# [Aim of the exercise]
The entries below contain pictures. Retype everything except those pictures, exactly as given.

# [Record excerpts]
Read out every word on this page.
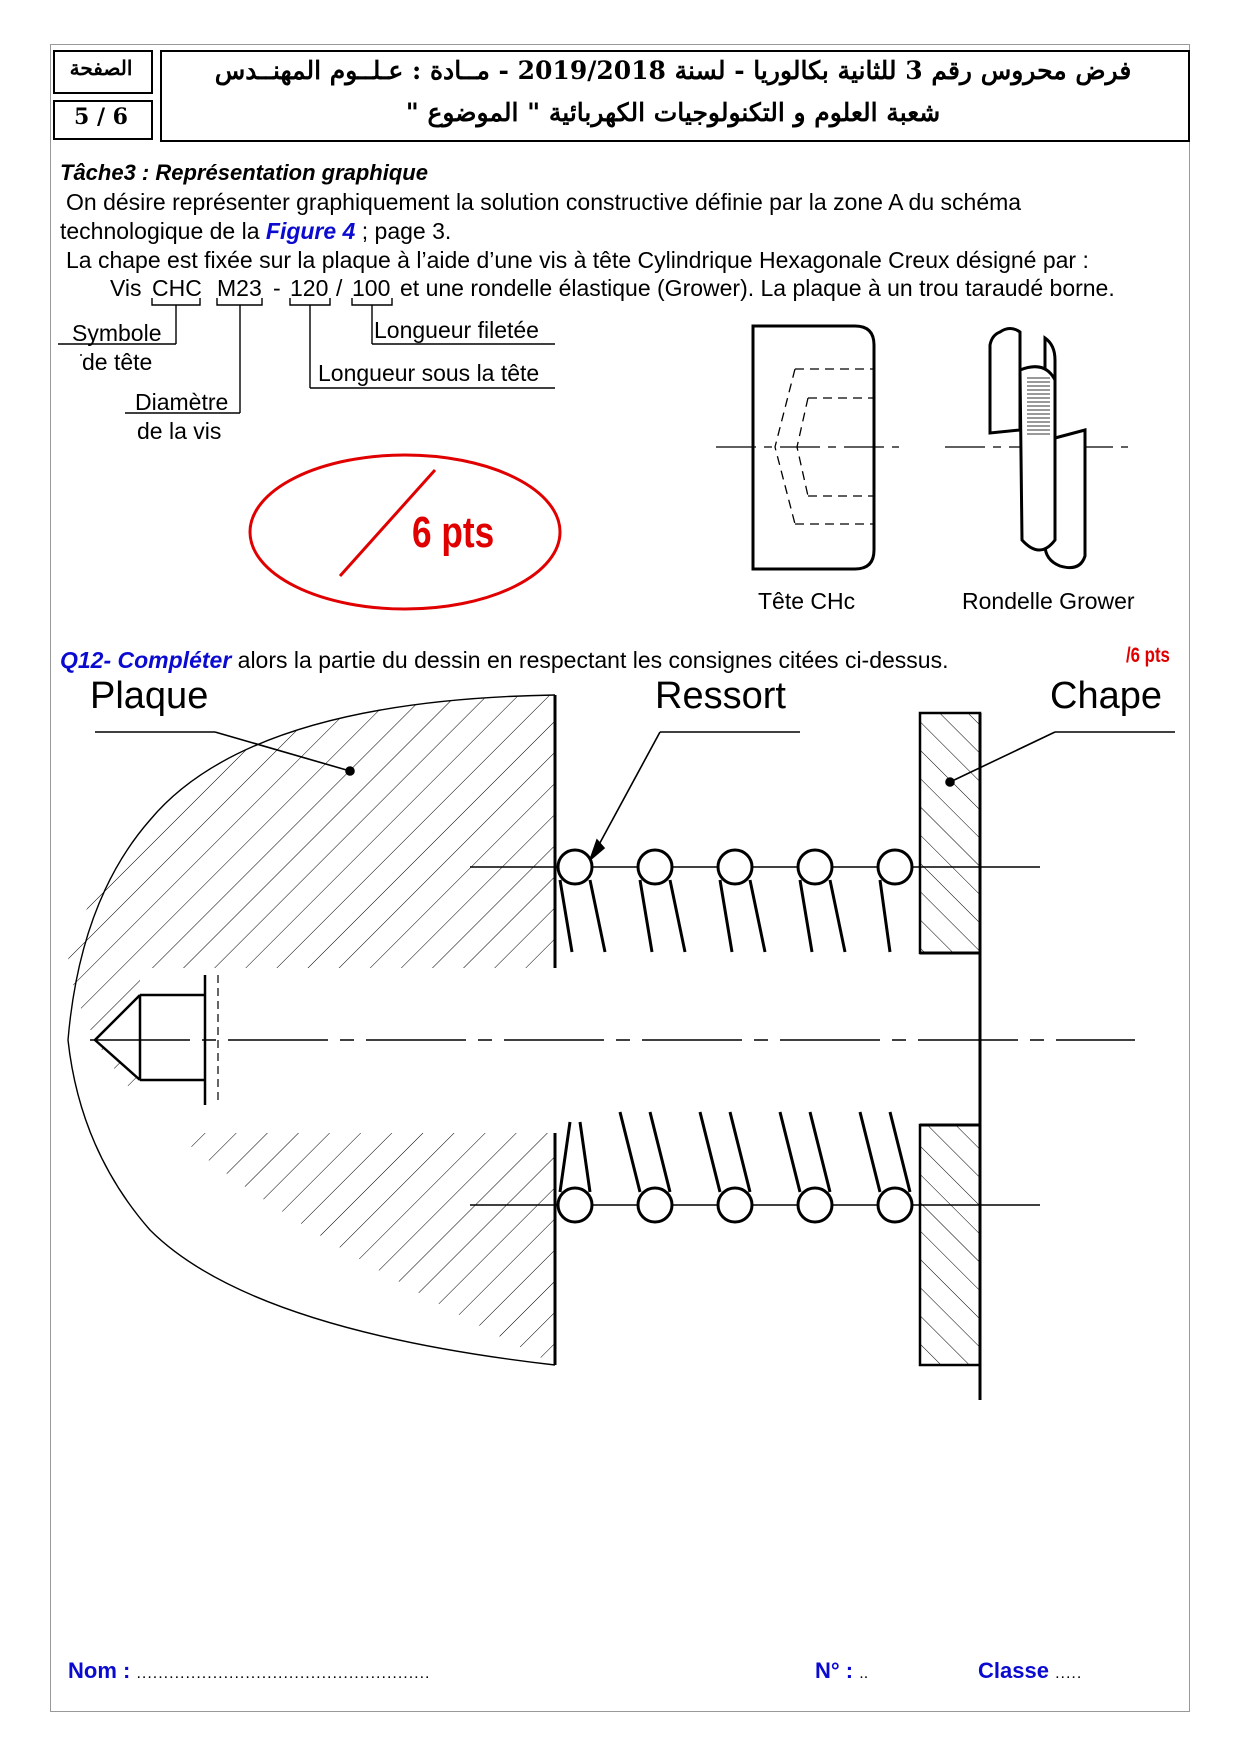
الصفحة
5 / 6
فرض محروس رقم 3 للثانية بكالوريا - لسنة 2019/2018 - مــادة : عـلــوم المهنــدس
شعبة العلوم و التكنولوجيات الكهربائية " الموضوع "
Tâche3 : Représentation graphique
On désire représenter graphiquement la solution constructive définie par la zone A du schéma
technologique de la Figure 4 ; page 3.
La chape est fixée sur la plaque à l’aide d’une vis à tête Cylindrique Hexagonale Creux désigné par :
Vis CHC M23 - 120 / 100 et une rondelle élastique (Grower). La plaque à un trou taraudé borne.
Symbole
de tête
Diamètre
de la vis
Longueur filetée
Longueur sous la tête
6 pts
Tête CHc	Rondelle Grower
Q12- Compléter alors la partie du dessin en respectant les consignes citées ci-dessus.	/6 pts
Plaque	Ressort	Chape
Nom : ......................................................	N° : ..	Classe .....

# [Reply to the task]
Read out every word on this page.
الصفحة
5 / 6
فرض محروس رقم 3 للثانية بكالوريا - لسنة 2019/2018 - مــادة : عـلــوم المهنــدس
شعبة العلوم و التكنولوجيات الكهربائية " الموضوع "
Tâche3 : Représentation graphique
On désire représenter graphiquement la solution constructive définie par la zone A du schéma
technologique de la Figure 4 ; page 3.
La chape est fixée sur la plaque à l’aide d’une vis à tête Cylindrique Hexagonale Creux désigné par :
Vis CHC M23 - 120 / 100 et une rondelle élastique (Grower). La plaque à un trou taraudé borne.
Symbole
de tête
Diamètre
de la vis
Longueur filetée
Longueur sous la tête
6 pts
Tête CHc	Rondelle Grower
Q12- Compléter alors la partie du dessin en respectant les consignes citées ci-dessus.	/6 pts
Plaque	Ressort	Chape
Nom : ......................................................	N° : ..	Classe .....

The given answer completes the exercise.